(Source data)
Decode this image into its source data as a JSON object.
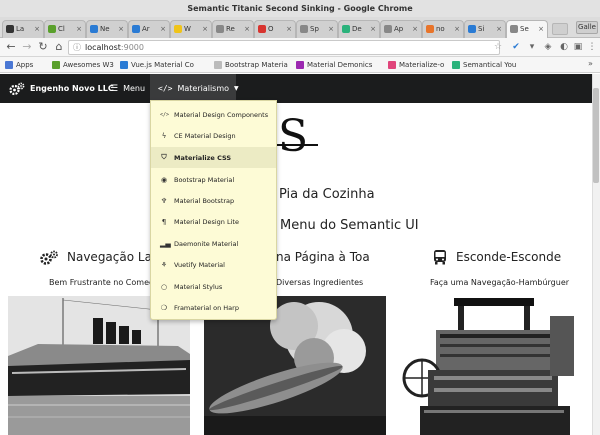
{
  "window": {
    "title": "Semantic Titanic Second Sinking - Google Chrome",
    "user": "Galle"
  },
  "tabs": [
    {
      "label": "La",
      "color": "#333333"
    },
    {
      "label": "Cl",
      "color": "#5aa02c"
    },
    {
      "label": "Ne",
      "color": "#2a7bd4"
    },
    {
      "label": "Ar",
      "color": "#2a7bd4"
    },
    {
      "label": "W",
      "color": "#f0c419"
    },
    {
      "label": "Re",
      "color": "#888888"
    },
    {
      "label": "O",
      "color": "#d8342f"
    },
    {
      "label": "Sp",
      "color": "#888888"
    },
    {
      "label": "De",
      "color": "#2ab27b"
    },
    {
      "label": "Ap",
      "color": "#888888"
    },
    {
      "label": "no",
      "color": "#e8742a"
    },
    {
      "label": "Si",
      "color": "#2a7bd4"
    },
    {
      "label": "Se",
      "color": "#888888"
    }
  ],
  "address": {
    "host": "localhost",
    "port": ":9000"
  },
  "bookmarks": [
    {
      "label": "Apps",
      "color": "#4a77d4"
    },
    {
      "label": "Awesomes W3",
      "color": "#5aa02c"
    },
    {
      "label": "Vue.js Material Co",
      "color": "#2a7bd4"
    },
    {
      "label": "Bootstrap Materia",
      "color": "#bbbbbb"
    },
    {
      "label": "Material Demonics",
      "color": "#9b27b0"
    },
    {
      "label": "Materialize-o",
      "color": "#e0457b"
    },
    {
      "label": "Semantical You",
      "color": "#2ab27b"
    }
  ],
  "appbar": {
    "brand": "Engenho Novo LLC",
    "menu_label": "Menu",
    "materialismo_label": "Materialismo"
  },
  "hero": {
    "letter": "S",
    "line1": "s a Pia da Cozinha",
    "line2": "Menu do Semantic UI"
  },
  "columns": [
    {
      "title": "Navegação Later",
      "subtitle": "Bem Frustrante no Começo",
      "icon": "gears-icon"
    },
    {
      "title": "na Página à Toa",
      "subtitle": "Diversas Ingredientes",
      "icon": ""
    },
    {
      "title": "Esconde-Esconde",
      "subtitle": "Faça uma Navegação-Hambúrguer",
      "icon": "bus-icon"
    }
  ],
  "dropdown": {
    "items": [
      {
        "label": "Material Design Components",
        "icon": "code-icon"
      },
      {
        "label": "CE Material Design",
        "icon": "bolt-icon"
      },
      {
        "label": "Materialize CSS",
        "icon": "shield-icon"
      },
      {
        "label": "Bootstrap Material",
        "icon": "github-icon"
      },
      {
        "label": "Material Bootstrap",
        "icon": "mic-icon"
      },
      {
        "label": "Material Design Lite",
        "icon": "paragraph-icon"
      },
      {
        "label": "Daemonite Material",
        "icon": "signal-icon"
      },
      {
        "label": "Vuetify Material",
        "icon": "sitemap-icon"
      },
      {
        "label": "Material Stylus",
        "icon": "chat-icon"
      },
      {
        "label": "Framaterial on Harp",
        "icon": "comments-icon"
      }
    ],
    "selected_index": 2
  }
}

--- Work to do ---
Copy all the data exactly as written, but skip any picture.

--- In response ---
Decode this image into its source data as a JSON object.
{
  "window": {
    "title": "Semantic Titanic Second Sinking - Google Chrome",
    "user": "Galle"
  },
  "tabs": [
    {
      "label": "La",
      "color": "#333333"
    },
    {
      "label": "Cl",
      "color": "#5aa02c"
    },
    {
      "label": "Ne",
      "color": "#2a7bd4"
    },
    {
      "label": "Ar",
      "color": "#2a7bd4"
    },
    {
      "label": "W",
      "color": "#f0c419"
    },
    {
      "label": "Re",
      "color": "#888888"
    },
    {
      "label": "O",
      "color": "#d8342f"
    },
    {
      "label": "Sp",
      "color": "#888888"
    },
    {
      "label": "De",
      "color": "#2ab27b"
    },
    {
      "label": "Ap",
      "color": "#888888"
    },
    {
      "label": "no",
      "color": "#e8742a"
    },
    {
      "label": "Si",
      "color": "#2a7bd4"
    },
    {
      "label": "Se",
      "color": "#888888"
    }
  ],
  "address": {
    "host": "localhost",
    "port": ":9000"
  },
  "bookmarks": [
    {
      "label": "Apps",
      "color": "#4a77d4"
    },
    {
      "label": "Awesomes W3",
      "color": "#5aa02c"
    },
    {
      "label": "Vue.js Material Co",
      "color": "#2a7bd4"
    },
    {
      "label": "Bootstrap Materia",
      "color": "#bbbbbb"
    },
    {
      "label": "Material Demonics",
      "color": "#9b27b0"
    },
    {
      "label": "Materialize-o",
      "color": "#e0457b"
    },
    {
      "label": "Semantical You",
      "color": "#2ab27b"
    }
  ],
  "appbar": {
    "brand": "Engenho Novo LLC",
    "menu_label": "Menu",
    "materialismo_label": "Materialismo"
  },
  "hero": {
    "letter": "S",
    "line1": "s a Pia da Cozinha",
    "line2": "Menu do Semantic UI"
  },
  "columns": [
    {
      "title": "Navegação Later",
      "subtitle": "Bem Frustrante no Começo",
      "icon": "gears-icon"
    },
    {
      "title": "na Página à Toa",
      "subtitle": "Diversas Ingredientes",
      "icon": ""
    },
    {
      "title": "Esconde-Esconde",
      "subtitle": "Faça uma Navegação-Hambúrguer",
      "icon": "bus-icon"
    }
  ],
  "dropdown": {
    "items": [
      {
        "label": "Material Design Components",
        "icon": "code-icon"
      },
      {
        "label": "CE Material Design",
        "icon": "bolt-icon"
      },
      {
        "label": "Materialize CSS",
        "icon": "shield-icon"
      },
      {
        "label": "Bootstrap Material",
        "icon": "github-icon"
      },
      {
        "label": "Material Bootstrap",
        "icon": "mic-icon"
      },
      {
        "label": "Material Design Lite",
        "icon": "paragraph-icon"
      },
      {
        "label": "Daemonite Material",
        "icon": "signal-icon"
      },
      {
        "label": "Vuetify Material",
        "icon": "sitemap-icon"
      },
      {
        "label": "Material Stylus",
        "icon": "chat-icon"
      },
      {
        "label": "Framaterial on Harp",
        "icon": "comments-icon"
      }
    ],
    "selected_index": 2
  }
}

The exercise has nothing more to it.